→ Saved entries
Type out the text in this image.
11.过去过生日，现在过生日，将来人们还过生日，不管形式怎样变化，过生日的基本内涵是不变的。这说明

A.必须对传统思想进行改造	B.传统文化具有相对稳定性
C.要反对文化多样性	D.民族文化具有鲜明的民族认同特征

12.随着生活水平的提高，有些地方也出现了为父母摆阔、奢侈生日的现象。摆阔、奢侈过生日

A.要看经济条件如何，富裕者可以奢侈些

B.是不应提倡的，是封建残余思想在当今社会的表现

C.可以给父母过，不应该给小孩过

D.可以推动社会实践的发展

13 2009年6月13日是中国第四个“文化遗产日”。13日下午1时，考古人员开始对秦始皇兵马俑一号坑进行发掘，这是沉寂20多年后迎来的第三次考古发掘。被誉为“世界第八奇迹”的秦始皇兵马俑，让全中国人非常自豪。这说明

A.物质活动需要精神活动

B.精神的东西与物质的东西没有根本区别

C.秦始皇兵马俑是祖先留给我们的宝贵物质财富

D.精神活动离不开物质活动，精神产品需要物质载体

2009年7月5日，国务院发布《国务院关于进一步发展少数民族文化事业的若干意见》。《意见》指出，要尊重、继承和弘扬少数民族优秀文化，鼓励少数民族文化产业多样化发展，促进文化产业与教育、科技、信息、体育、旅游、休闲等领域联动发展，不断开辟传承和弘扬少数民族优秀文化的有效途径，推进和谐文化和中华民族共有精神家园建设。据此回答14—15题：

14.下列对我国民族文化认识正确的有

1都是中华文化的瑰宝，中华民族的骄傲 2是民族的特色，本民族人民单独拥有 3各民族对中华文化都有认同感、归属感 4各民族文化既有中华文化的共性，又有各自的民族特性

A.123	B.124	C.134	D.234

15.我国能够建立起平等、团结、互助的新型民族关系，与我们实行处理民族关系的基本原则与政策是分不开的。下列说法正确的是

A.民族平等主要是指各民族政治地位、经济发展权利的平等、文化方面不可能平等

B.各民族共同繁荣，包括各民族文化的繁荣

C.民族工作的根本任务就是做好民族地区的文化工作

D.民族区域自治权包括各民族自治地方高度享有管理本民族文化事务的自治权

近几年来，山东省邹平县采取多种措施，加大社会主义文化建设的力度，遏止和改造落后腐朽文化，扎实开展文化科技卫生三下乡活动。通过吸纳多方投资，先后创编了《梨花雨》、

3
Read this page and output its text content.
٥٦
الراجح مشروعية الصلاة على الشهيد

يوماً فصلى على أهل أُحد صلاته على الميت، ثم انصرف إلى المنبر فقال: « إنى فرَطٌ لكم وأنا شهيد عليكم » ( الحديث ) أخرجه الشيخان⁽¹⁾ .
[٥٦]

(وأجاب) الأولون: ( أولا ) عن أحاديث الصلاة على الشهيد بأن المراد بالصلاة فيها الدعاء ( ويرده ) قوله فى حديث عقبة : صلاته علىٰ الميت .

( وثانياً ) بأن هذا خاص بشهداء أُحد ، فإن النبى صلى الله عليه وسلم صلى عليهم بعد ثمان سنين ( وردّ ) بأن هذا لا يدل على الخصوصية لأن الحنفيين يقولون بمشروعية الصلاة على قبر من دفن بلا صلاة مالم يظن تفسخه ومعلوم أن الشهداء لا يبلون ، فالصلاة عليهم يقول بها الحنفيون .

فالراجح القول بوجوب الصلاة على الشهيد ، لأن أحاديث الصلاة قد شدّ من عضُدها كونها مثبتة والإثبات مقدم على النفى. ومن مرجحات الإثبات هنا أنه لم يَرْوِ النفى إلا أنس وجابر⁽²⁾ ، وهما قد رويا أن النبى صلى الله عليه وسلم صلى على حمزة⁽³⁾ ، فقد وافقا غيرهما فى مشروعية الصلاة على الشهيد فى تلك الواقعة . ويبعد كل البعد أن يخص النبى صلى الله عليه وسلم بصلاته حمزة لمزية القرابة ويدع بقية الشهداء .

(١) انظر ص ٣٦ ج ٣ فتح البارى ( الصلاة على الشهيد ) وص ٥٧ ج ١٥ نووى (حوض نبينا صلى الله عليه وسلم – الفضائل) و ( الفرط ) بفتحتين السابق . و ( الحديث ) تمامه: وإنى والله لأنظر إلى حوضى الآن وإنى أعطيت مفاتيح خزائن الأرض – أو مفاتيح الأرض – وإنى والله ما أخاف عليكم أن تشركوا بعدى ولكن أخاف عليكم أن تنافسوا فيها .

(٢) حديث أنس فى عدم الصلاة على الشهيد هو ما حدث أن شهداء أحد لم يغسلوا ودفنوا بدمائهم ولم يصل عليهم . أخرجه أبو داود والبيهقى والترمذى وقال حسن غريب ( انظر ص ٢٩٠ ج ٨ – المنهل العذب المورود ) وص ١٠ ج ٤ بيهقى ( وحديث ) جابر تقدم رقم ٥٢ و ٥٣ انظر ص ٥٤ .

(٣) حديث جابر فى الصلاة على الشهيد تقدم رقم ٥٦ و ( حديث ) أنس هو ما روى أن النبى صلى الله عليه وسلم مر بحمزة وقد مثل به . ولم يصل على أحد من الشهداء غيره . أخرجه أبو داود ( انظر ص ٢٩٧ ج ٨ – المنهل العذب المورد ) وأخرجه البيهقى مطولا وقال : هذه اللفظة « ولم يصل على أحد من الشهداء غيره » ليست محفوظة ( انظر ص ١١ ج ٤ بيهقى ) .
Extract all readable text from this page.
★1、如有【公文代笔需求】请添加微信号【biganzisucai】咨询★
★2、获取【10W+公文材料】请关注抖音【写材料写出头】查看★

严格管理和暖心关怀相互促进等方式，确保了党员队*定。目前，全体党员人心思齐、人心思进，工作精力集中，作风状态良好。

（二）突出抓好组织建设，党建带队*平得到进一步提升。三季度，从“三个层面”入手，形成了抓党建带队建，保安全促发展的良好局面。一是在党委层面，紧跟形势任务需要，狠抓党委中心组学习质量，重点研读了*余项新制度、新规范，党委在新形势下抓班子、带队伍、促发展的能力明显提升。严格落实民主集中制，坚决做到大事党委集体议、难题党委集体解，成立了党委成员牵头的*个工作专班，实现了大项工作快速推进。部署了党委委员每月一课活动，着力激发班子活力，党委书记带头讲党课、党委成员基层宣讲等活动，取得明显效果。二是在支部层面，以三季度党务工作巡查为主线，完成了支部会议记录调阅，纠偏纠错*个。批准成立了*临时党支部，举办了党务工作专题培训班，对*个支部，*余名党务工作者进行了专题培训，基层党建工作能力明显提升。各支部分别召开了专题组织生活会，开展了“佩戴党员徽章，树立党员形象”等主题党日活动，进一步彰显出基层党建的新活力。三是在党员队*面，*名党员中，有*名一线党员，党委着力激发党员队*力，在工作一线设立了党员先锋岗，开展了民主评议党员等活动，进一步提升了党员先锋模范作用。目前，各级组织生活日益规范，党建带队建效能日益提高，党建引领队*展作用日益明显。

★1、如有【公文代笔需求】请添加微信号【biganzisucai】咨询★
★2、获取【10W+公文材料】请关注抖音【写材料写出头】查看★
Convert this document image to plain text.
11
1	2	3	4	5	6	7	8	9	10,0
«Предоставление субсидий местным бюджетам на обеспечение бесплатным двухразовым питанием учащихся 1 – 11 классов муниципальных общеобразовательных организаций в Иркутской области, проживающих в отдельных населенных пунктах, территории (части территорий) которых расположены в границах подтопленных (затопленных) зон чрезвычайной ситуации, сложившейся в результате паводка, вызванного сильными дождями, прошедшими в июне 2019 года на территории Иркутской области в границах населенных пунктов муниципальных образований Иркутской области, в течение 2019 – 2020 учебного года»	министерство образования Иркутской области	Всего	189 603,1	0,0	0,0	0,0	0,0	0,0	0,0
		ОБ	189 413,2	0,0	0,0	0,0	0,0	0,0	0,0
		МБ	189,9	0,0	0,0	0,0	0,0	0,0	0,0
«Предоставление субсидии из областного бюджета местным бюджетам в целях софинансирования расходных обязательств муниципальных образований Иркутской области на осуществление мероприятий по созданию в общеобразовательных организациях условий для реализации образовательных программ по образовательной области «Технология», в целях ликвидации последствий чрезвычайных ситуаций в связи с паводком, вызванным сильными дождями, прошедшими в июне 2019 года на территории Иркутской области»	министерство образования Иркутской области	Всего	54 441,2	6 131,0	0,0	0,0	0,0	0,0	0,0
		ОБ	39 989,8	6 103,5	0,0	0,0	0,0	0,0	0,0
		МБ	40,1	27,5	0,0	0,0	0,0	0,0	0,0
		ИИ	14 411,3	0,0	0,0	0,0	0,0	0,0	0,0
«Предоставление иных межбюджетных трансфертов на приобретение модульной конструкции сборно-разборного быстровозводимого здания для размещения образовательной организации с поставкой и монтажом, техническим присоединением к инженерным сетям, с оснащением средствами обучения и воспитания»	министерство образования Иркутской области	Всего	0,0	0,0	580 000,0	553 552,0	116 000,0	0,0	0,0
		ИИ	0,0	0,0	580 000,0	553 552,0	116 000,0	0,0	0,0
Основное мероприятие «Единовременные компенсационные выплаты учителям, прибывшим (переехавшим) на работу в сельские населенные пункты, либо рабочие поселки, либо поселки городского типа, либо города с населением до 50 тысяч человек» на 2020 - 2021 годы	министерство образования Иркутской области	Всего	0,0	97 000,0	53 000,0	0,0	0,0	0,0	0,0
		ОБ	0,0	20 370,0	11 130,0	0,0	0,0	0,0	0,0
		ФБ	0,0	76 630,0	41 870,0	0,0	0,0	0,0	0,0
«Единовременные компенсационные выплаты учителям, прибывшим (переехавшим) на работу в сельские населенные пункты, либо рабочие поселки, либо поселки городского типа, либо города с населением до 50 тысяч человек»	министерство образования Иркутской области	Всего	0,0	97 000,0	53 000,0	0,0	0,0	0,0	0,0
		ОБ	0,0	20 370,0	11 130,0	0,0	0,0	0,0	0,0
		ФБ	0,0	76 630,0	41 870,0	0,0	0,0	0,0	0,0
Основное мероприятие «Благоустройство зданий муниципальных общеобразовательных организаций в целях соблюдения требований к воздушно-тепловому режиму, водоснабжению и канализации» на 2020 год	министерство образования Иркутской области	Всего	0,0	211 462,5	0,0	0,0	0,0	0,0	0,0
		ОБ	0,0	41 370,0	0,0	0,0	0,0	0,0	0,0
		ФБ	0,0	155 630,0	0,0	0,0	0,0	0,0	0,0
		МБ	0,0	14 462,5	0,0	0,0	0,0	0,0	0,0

→ WRITTEN REQUEST
Only the number is wanted: how many lines in the preceding entries hold the string "рабочие"?

→ PROBLEM SOLUTION
2